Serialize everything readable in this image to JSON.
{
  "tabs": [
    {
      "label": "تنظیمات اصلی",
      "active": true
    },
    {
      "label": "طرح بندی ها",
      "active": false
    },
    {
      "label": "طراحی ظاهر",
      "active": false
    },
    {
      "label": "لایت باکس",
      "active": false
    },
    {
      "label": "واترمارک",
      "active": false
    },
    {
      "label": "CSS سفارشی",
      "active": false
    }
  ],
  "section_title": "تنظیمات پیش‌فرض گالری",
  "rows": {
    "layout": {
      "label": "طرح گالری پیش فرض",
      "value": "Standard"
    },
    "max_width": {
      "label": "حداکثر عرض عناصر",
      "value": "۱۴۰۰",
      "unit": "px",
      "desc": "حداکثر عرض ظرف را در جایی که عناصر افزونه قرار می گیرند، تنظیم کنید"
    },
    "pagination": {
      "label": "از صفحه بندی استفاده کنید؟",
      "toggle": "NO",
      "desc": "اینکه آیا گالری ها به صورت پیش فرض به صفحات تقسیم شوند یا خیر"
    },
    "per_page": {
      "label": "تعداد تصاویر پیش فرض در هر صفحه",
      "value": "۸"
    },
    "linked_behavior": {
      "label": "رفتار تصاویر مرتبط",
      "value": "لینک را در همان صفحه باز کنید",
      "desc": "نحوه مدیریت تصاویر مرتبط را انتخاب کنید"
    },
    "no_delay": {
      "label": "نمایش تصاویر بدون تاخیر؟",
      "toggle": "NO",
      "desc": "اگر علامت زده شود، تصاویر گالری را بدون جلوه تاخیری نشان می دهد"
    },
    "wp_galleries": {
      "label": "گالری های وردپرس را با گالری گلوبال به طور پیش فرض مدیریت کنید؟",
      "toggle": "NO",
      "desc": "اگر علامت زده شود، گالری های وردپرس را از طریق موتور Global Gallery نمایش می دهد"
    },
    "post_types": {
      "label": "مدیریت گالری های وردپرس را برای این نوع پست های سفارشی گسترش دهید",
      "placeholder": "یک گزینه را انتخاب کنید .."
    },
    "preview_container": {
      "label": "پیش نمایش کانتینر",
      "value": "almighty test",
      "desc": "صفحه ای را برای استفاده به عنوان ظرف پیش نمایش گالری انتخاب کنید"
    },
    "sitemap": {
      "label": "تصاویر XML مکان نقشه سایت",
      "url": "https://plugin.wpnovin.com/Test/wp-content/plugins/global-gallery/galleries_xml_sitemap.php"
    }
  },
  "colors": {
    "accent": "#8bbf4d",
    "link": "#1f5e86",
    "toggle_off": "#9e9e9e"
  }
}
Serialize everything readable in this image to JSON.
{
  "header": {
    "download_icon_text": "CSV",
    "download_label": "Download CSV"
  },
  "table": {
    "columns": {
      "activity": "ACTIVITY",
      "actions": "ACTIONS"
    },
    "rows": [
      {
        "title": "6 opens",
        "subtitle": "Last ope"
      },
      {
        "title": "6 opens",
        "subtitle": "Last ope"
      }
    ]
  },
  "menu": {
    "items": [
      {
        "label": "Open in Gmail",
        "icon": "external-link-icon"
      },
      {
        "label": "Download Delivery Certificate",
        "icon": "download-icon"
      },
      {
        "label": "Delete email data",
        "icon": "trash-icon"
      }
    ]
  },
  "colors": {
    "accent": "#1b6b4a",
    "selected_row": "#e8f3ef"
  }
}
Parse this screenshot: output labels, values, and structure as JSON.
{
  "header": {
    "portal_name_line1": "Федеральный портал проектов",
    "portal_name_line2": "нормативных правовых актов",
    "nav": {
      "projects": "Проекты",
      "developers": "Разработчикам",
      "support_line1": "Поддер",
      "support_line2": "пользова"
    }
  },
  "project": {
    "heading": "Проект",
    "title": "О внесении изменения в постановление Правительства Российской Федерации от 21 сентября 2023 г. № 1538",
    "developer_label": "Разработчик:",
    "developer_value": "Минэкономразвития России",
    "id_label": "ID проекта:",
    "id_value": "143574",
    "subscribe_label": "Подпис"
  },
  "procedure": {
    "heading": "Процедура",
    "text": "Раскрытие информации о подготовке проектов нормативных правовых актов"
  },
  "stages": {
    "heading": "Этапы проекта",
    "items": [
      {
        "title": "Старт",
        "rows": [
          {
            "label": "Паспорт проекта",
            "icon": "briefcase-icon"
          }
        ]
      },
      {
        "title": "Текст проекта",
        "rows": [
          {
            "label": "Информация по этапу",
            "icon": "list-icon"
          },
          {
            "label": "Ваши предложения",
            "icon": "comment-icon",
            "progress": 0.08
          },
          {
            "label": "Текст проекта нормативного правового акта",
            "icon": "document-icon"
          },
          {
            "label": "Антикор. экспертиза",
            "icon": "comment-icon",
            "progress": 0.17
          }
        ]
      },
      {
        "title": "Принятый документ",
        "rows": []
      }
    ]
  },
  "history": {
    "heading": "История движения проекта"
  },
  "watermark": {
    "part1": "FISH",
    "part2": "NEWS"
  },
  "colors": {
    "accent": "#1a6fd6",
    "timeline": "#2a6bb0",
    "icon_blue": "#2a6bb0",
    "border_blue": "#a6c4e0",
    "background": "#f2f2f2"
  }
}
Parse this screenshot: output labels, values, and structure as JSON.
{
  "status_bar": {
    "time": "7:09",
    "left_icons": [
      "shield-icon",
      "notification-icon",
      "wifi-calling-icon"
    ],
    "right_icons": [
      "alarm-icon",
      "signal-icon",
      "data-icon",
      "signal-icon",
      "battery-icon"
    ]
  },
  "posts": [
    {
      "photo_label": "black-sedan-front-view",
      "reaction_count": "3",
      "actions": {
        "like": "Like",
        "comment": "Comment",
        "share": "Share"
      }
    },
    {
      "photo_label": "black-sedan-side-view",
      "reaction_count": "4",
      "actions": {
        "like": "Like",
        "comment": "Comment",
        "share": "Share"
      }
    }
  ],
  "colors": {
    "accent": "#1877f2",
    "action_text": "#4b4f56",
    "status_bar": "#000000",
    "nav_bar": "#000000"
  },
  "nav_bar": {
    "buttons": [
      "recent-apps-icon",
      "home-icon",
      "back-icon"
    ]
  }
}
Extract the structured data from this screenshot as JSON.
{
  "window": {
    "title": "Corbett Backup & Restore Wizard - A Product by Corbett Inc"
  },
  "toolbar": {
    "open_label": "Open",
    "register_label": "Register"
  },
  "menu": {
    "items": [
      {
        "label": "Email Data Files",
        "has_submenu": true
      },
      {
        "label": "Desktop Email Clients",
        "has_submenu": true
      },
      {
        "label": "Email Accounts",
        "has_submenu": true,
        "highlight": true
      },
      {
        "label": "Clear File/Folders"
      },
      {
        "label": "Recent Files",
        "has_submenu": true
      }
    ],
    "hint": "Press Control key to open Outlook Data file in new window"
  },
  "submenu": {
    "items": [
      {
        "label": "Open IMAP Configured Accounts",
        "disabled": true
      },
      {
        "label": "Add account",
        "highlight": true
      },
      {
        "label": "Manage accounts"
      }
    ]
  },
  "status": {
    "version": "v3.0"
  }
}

Set problem
From the records given above, copy all lines containing "نمایش".

Reply to the exercise
      "label": "نمایش تصاویر بدون تاخیر؟",
      "desc": "اگر علامت زده شود، گالری های وردپرس را از طریق موتور Global Gallery نمایش می دهد"
      "label": "پیش نمایش کانتینر",
      "desc": "صفحه ای را برای استفاده به عنوان ظرف پیش نمایش گالری انتخاب کنید"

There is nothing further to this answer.